What to work on >> Make an exact copy of the lines below.

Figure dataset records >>
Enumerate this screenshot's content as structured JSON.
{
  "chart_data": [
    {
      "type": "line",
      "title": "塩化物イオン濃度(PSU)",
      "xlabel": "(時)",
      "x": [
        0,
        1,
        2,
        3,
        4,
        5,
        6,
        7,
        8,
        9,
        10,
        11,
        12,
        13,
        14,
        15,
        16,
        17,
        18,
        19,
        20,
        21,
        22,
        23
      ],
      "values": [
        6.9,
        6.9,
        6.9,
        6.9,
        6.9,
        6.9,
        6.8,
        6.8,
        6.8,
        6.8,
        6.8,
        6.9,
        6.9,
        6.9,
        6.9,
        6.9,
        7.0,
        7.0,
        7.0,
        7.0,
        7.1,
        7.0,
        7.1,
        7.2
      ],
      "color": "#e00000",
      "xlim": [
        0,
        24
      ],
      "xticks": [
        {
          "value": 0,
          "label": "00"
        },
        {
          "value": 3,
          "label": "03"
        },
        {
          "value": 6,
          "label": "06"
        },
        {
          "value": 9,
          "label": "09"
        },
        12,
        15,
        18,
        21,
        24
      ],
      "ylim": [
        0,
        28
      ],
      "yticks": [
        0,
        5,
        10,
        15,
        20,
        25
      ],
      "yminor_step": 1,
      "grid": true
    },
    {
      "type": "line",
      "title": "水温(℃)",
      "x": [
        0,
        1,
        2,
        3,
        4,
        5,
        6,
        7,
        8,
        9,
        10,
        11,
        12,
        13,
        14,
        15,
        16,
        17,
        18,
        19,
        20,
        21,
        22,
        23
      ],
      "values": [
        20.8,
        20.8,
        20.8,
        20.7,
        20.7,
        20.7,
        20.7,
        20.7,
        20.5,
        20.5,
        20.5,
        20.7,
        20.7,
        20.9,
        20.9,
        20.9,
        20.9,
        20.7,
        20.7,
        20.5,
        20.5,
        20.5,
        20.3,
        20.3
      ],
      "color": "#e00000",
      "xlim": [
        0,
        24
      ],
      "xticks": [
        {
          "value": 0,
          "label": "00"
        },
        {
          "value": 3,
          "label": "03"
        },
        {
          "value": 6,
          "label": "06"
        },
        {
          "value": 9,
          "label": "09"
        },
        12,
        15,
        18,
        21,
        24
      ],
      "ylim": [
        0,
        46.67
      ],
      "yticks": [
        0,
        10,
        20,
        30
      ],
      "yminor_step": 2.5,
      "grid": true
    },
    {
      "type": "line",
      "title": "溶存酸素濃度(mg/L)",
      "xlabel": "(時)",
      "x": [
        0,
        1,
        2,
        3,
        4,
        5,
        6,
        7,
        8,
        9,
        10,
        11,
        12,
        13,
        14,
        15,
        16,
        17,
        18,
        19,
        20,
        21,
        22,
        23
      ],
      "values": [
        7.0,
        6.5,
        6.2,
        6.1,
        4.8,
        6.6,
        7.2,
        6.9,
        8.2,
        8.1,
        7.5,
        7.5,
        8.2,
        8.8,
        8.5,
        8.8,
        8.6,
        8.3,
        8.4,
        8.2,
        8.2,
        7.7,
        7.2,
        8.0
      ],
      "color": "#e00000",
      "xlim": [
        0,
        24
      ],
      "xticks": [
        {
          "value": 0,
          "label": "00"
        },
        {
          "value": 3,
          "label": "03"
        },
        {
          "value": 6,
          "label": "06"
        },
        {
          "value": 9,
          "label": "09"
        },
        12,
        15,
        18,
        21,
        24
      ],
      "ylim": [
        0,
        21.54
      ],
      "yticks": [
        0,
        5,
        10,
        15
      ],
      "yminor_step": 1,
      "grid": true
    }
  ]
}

Full output >>
Enumerate this screenshot's content as structured JSON.
{
  "chart_data": [
    {
      "type": "line",
      "title": "塩化物イオン濃度(PSU)",
      "xlabel": "(時)",
      "x": [
        0,
        1,
        2,
        3,
        4,
        5,
        6,
        7,
        8,
        9,
        10,
        11,
        12,
        13,
        14,
        15,
        16,
        17,
        18,
        19,
        20,
        21,
        22,
        23
      ],
      "values": [
        6.9,
        6.9,
        6.9,
        6.9,
        6.9,
        6.9,
        6.8,
        6.8,
        6.8,
        6.8,
        6.8,
        6.9,
        6.9,
        6.9,
        6.9,
        6.9,
        7.0,
        7.0,
        7.0,
        7.0,
        7.1,
        7.0,
        7.1,
        7.2
      ],
      "color": "#e00000",
      "xlim": [
        0,
        24
      ],
      "xticks": [
        {
          "value": 0,
          "label": "00"
        },
        {
          "value": 3,
          "label": "03"
        },
        {
          "value": 6,
          "label": "06"
        },
        {
          "value": 9,
          "label": "09"
        },
        12,
        15,
        18,
        21,
        24
      ],
      "ylim": [
        0,
        28
      ],
      "yticks": [
        0,
        5,
        10,
        15,
        20,
        25
      ],
      "yminor_step": 1,
      "grid": true
    },
    {
      "type": "line",
      "title": "水温(℃)",
      "x": [
        0,
        1,
        2,
        3,
        4,
        5,
        6,
        7,
        8,
        9,
        10,
        11,
        12,
        13,
        14,
        15,
        16,
        17,
        18,
        19,
        20,
        21,
        22,
        23
      ],
      "values": [
        20.8,
        20.8,
        20.8,
        20.7,
        20.7,
        20.7,
        20.7,
        20.7,
        20.5,
        20.5,
        20.5,
        20.7,
        20.7,
        20.9,
        20.9,
        20.9,
        20.9,
        20.7,
        20.7,
        20.5,
        20.5,
        20.5,
        20.3,
        20.3
      ],
      "color": "#e00000",
      "xlim": [
        0,
        24
      ],
      "xticks": [
        {
          "value": 0,
          "label": "00"
        },
        {
          "value": 3,
          "label": "03"
        },
        {
          "value": 6,
          "label": "06"
        },
        {
          "value": 9,
          "label": "09"
        },
        12,
        15,
        18,
        21,
        24
      ],
      "ylim": [
        0,
        46.67
      ],
      "yticks": [
        0,
        10,
        20,
        30
      ],
      "yminor_step": 2.5,
      "grid": true
    },
    {
      "type": "line",
      "title": "溶存酸素濃度(mg/L)",
      "xlabel": "(時)",
      "x": [
        0,
        1,
        2,
        3,
        4,
        5,
        6,
        7,
        8,
        9,
        10,
        11,
        12,
        13,
        14,
        15,
        16,
        17,
        18,
        19,
        20,
        21,
        22,
        23
      ],
      "values": [
        7.0,
        6.5,
        6.2,
        6.1,
        4.8,
        6.6,
        7.2,
        6.9,
        8.2,
        8.1,
        7.5,
        7.5,
        8.2,
        8.8,
        8.5,
        8.8,
        8.6,
        8.3,
        8.4,
        8.2,
        8.2,
        7.7,
        7.2,
        8.0
      ],
      "color": "#e00000",
      "xlim": [
        0,
        24
      ],
      "xticks": [
        {
          "value": 0,
          "label": "00"
        },
        {
          "value": 3,
          "label": "03"
        },
        {
          "value": 6,
          "label": "06"
        },
        {
          "value": 9,
          "label": "09"
        },
        12,
        15,
        18,
        21,
        24
      ],
      "ylim": [
        0,
        21.54
      ],
      "yticks": [
        0,
        5,
        10,
        15
      ],
      "yminor_step": 1,
      "grid": true
    }
  ]
}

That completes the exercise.